> REQUIRED TASK
Retype the complete listing exactly as it appears.

[Data extracted from a collection]
::::::::

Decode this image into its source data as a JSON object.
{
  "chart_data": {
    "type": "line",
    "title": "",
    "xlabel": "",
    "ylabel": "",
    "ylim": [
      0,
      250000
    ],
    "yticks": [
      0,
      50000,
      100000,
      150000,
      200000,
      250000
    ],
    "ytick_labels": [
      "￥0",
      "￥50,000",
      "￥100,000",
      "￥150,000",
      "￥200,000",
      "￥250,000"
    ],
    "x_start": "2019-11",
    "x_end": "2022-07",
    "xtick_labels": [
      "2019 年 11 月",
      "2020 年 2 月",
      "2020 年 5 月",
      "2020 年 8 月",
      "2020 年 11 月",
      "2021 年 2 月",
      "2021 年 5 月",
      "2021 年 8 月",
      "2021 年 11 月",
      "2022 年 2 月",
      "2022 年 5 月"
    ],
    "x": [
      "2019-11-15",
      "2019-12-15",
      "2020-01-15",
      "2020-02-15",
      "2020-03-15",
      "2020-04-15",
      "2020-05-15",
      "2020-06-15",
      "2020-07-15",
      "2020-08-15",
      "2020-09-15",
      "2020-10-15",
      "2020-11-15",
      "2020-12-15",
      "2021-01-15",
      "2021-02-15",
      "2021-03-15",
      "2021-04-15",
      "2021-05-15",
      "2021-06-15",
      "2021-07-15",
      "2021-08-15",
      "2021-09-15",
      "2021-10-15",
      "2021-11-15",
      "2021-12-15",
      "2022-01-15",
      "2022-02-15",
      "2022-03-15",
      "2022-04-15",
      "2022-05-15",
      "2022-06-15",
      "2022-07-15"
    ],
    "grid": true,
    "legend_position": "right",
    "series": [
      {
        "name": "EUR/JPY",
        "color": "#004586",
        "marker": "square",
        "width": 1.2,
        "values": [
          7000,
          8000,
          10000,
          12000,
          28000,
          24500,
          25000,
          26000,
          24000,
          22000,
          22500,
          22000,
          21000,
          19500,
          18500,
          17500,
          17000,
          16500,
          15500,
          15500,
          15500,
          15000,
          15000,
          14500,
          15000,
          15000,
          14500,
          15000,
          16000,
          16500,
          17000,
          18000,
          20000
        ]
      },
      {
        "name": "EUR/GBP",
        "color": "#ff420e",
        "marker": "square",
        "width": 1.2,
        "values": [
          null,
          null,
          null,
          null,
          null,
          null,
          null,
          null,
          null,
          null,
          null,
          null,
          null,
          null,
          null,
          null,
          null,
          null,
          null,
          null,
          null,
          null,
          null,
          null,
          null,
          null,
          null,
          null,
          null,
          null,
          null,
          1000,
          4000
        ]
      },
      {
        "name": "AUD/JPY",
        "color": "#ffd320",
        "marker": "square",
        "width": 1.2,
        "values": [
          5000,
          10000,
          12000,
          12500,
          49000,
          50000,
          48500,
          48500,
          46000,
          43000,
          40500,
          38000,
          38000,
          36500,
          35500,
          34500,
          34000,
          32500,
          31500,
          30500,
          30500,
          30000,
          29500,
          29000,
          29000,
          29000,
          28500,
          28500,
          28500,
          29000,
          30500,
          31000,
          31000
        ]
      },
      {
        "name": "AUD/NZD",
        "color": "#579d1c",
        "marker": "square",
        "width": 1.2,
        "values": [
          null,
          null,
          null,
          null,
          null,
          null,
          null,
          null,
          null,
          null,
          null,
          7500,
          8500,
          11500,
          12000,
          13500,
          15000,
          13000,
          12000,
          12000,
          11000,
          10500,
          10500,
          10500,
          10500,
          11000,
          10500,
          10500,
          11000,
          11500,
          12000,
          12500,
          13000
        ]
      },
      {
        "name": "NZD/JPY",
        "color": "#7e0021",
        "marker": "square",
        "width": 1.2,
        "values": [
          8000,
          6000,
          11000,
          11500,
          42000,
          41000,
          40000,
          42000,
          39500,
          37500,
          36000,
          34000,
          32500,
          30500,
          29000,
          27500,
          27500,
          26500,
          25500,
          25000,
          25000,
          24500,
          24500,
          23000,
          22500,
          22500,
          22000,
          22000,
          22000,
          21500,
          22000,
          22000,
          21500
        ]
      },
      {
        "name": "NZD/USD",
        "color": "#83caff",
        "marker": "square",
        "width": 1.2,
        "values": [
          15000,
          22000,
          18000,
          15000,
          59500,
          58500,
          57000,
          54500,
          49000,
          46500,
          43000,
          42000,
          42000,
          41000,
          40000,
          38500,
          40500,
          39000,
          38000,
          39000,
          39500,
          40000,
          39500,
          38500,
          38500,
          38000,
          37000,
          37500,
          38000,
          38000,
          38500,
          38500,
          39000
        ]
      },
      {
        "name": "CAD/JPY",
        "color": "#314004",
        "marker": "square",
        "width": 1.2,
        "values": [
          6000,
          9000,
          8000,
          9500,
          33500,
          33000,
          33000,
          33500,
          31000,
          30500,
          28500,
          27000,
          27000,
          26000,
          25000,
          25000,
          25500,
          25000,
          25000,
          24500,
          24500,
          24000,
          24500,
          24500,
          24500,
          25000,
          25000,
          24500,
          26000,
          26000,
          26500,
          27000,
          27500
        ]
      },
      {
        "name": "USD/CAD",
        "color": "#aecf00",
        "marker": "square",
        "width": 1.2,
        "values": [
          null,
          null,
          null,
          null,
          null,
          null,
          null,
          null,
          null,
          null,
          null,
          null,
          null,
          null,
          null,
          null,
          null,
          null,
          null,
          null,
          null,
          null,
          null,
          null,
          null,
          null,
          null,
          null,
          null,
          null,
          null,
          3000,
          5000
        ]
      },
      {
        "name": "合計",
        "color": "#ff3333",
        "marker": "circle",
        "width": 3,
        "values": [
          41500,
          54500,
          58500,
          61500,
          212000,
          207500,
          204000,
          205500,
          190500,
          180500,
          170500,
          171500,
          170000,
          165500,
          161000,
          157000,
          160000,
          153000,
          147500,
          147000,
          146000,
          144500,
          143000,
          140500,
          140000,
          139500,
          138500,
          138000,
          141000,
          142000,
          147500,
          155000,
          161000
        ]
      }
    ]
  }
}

::::::::

> EXERCISE ANSWER
Decode this image into its source data as a JSON object.
{
  "chart_data": {
    "type": "line",
    "title": "",
    "xlabel": "",
    "ylabel": "",
    "ylim": [
      0,
      250000
    ],
    "yticks": [
      0,
      50000,
      100000,
      150000,
      200000,
      250000
    ],
    "ytick_labels": [
      "￥0",
      "￥50,000",
      "￥100,000",
      "￥150,000",
      "￥200,000",
      "￥250,000"
    ],
    "x_start": "2019-11",
    "x_end": "2022-07",
    "xtick_labels": [
      "2019 年 11 月",
      "2020 年 2 月",
      "2020 年 5 月",
      "2020 年 8 月",
      "2020 年 11 月",
      "2021 年 2 月",
      "2021 年 5 月",
      "2021 年 8 月",
      "2021 年 11 月",
      "2022 年 2 月",
      "2022 年 5 月"
    ],
    "x": [
      "2019-11-15",
      "2019-12-15",
      "2020-01-15",
      "2020-02-15",
      "2020-03-15",
      "2020-04-15",
      "2020-05-15",
      "2020-06-15",
      "2020-07-15",
      "2020-08-15",
      "2020-09-15",
      "2020-10-15",
      "2020-11-15",
      "2020-12-15",
      "2021-01-15",
      "2021-02-15",
      "2021-03-15",
      "2021-04-15",
      "2021-05-15",
      "2021-06-15",
      "2021-07-15",
      "2021-08-15",
      "2021-09-15",
      "2021-10-15",
      "2021-11-15",
      "2021-12-15",
      "2022-01-15",
      "2022-02-15",
      "2022-03-15",
      "2022-04-15",
      "2022-05-15",
      "2022-06-15",
      "2022-07-15"
    ],
    "grid": true,
    "legend_position": "right",
    "series": [
      {
        "name": "EUR/JPY",
        "color": "#004586",
        "marker": "square",
        "width": 1.2,
        "values": [
          7000,
          8000,
          10000,
          12000,
          28000,
          24500,
          25000,
          26000,
          24000,
          22000,
          22500,
          22000,
          21000,
          19500,
          18500,
          17500,
          17000,
          16500,
          15500,
          15500,
          15500,
          15000,
          15000,
          14500,
          15000,
          15000,
          14500,
          15000,
          16000,
          16500,
          17000,
          18000,
          20000
        ]
      },
      {
        "name": "EUR/GBP",
        "color": "#ff420e",
        "marker": "square",
        "width": 1.2,
        "values": [
          null,
          null,
          null,
          null,
          null,
          null,
          null,
          null,
          null,
          null,
          null,
          null,
          null,
          null,
          null,
          null,
          null,
          null,
          null,
          null,
          null,
          null,
          null,
          null,
          null,
          null,
          null,
          null,
          null,
          null,
          null,
          1000,
          4000
        ]
      },
      {
        "name": "AUD/JPY",
        "color": "#ffd320",
        "marker": "square",
        "width": 1.2,
        "values": [
          5000,
          10000,
          12000,
          12500,
          49000,
          50000,
          48500,
          48500,
          46000,
          43000,
          40500,
          38000,
          38000,
          36500,
          35500,
          34500,
          34000,
          32500,
          31500,
          30500,
          30500,
          30000,
          29500,
          29000,
          29000,
          29000,
          28500,
          28500,
          28500,
          29000,
          30500,
          31000,
          31000
        ]
      },
      {
        "name": "AUD/NZD",
        "color": "#579d1c",
        "marker": "square",
        "width": 1.2,
        "values": [
          null,
          null,
          null,
          null,
          null,
          null,
          null,
          null,
          null,
          null,
          null,
          7500,
          8500,
          11500,
          12000,
          13500,
          15000,
          13000,
          12000,
          12000,
          11000,
          10500,
          10500,
          10500,
          10500,
          11000,
          10500,
          10500,
          11000,
          11500,
          12000,
          12500,
          13000
        ]
      },
      {
        "name": "NZD/JPY",
        "color": "#7e0021",
        "marker": "square",
        "width": 1.2,
        "values": [
          8000,
          6000,
          11000,
          11500,
          42000,
          41000,
          40000,
          42000,
          39500,
          37500,
          36000,
          34000,
          32500,
          30500,
          29000,
          27500,
          27500,
          26500,
          25500,
          25000,
          25000,
          24500,
          24500,
          23000,
          22500,
          22500,
          22000,
          22000,
          22000,
          21500,
          22000,
          22000,
          21500
        ]
      },
      {
        "name": "NZD/USD",
        "color": "#83caff",
        "marker": "square",
        "width": 1.2,
        "values": [
          15000,
          22000,
          18000,
          15000,
          59500,
          58500,
          57000,
          54500,
          49000,
          46500,
          43000,
          42000,
          42000,
          41000,
          40000,
          38500,
          40500,
          39000,
          38000,
          39000,
          39500,
          40000,
          39500,
          38500,
          38500,
          38000,
          37000,
          37500,
          38000,
          38000,
          38500,
          38500,
          39000
        ]
      },
      {
        "name": "CAD/JPY",
        "color": "#314004",
        "marker": "square",
        "width": 1.2,
        "values": [
          6000,
          9000,
          8000,
          9500,
          33500,
          33000,
          33000,
          33500,
          31000,
          30500,
          28500,
          27000,
          27000,
          26000,
          25000,
          25000,
          25500,
          25000,
          25000,
          24500,
          24500,
          24000,
          24500,
          24500,
          24500,
          25000,
          25000,
          24500,
          26000,
          26000,
          26500,
          27000,
          27500
        ]
      },
      {
        "name": "USD/CAD",
        "color": "#aecf00",
        "marker": "square",
        "width": 1.2,
        "values": [
          null,
          null,
          null,
          null,
          null,
          null,
          null,
          null,
          null,
          null,
          null,
          null,
          null,
          null,
          null,
          null,
          null,
          null,
          null,
          null,
          null,
          null,
          null,
          null,
          null,
          null,
          null,
          null,
          null,
          null,
          null,
          3000,
          5000
        ]
      },
      {
        "name": "合計",
        "color": "#ff3333",
        "marker": "circle",
        "width": 3,
        "values": [
          41500,
          54500,
          58500,
          61500,
          212000,
          207500,
          204000,
          205500,
          190500,
          180500,
          170500,
          171500,
          170000,
          165500,
          161000,
          157000,
          160000,
          153000,
          147500,
          147000,
          146000,
          144500,
          143000,
          140500,
          140000,
          139500,
          138500,
          138000,
          141000,
          142000,
          147500,
          155000,
          161000
        ]
      }
    ]
  }
}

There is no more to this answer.